• _AIM OF THE EXERCISE_
Output the material beneath exactly, leaving nothing out.

• _MATERIAL SUPPLIED_
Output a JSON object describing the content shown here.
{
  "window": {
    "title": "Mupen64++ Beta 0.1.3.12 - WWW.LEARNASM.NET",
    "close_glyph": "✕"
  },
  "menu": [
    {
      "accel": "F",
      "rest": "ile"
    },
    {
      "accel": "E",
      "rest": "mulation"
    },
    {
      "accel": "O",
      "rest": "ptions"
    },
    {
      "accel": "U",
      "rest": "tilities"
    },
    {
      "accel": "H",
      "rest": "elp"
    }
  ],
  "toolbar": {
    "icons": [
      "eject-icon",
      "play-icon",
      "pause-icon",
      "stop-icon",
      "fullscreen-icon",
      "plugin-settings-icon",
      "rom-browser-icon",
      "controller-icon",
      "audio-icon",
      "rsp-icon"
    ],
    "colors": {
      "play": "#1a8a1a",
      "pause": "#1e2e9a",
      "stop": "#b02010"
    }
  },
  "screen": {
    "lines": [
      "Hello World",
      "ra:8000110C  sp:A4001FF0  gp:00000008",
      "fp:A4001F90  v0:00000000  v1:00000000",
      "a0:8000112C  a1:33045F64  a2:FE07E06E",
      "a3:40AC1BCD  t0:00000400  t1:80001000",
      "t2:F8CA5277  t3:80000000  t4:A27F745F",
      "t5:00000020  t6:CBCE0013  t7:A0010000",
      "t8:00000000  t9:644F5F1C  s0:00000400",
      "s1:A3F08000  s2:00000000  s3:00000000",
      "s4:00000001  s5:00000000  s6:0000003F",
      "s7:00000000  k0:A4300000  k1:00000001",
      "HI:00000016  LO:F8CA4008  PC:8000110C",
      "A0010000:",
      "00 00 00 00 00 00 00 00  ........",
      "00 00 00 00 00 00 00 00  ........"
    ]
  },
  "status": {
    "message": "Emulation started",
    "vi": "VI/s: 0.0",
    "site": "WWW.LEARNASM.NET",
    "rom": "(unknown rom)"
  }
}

• _EXERCISE ANSWER_
Output a JSON object describing the content shown here.
{
  "window": {
    "title": "Mupen64++ Beta 0.1.3.12 - WWW.LEARNASM.NET",
    "close_glyph": "✕"
  },
  "menu": [
    {
      "accel": "F",
      "rest": "ile"
    },
    {
      "accel": "E",
      "rest": "mulation"
    },
    {
      "accel": "O",
      "rest": "ptions"
    },
    {
      "accel": "U",
      "rest": "tilities"
    },
    {
      "accel": "H",
      "rest": "elp"
    }
  ],
  "toolbar": {
    "icons": [
      "eject-icon",
      "play-icon",
      "pause-icon",
      "stop-icon",
      "fullscreen-icon",
      "plugin-settings-icon",
      "rom-browser-icon",
      "controller-icon",
      "audio-icon",
      "rsp-icon"
    ],
    "colors": {
      "play": "#1a8a1a",
      "pause": "#1e2e9a",
      "stop": "#b02010"
    }
  },
  "screen": {
    "lines": [
      "Hello World",
      "ra:8000110C  sp:A4001FF0  gp:00000008",
      "fp:A4001F90  v0:00000000  v1:00000000",
      "a0:8000112C  a1:33045F64  a2:FE07E06E",
      "a3:40AC1BCD  t0:00000400  t1:80001000",
      "t2:F8CA5277  t3:80000000  t4:A27F745F",
      "t5:00000020  t6:CBCE0013  t7:A0010000",
      "t8:00000000  t9:644F5F1C  s0:00000400",
      "s1:A3F08000  s2:00000000  s3:00000000",
      "s4:00000001  s5:00000000  s6:0000003F",
      "s7:00000000  k0:A4300000  k1:00000001",
      "HI:00000016  LO:F8CA4008  PC:8000110C",
      "A0010000:",
      "00 00 00 00 00 00 00 00  ........",
      "00 00 00 00 00 00 00 00  ........"
    ]
  },
  "status": {
    "message": "Emulation started",
    "vi": "VI/s: 0.0",
    "site": "WWW.LEARNASM.NET",
    "rom": "(unknown rom)"
  }
}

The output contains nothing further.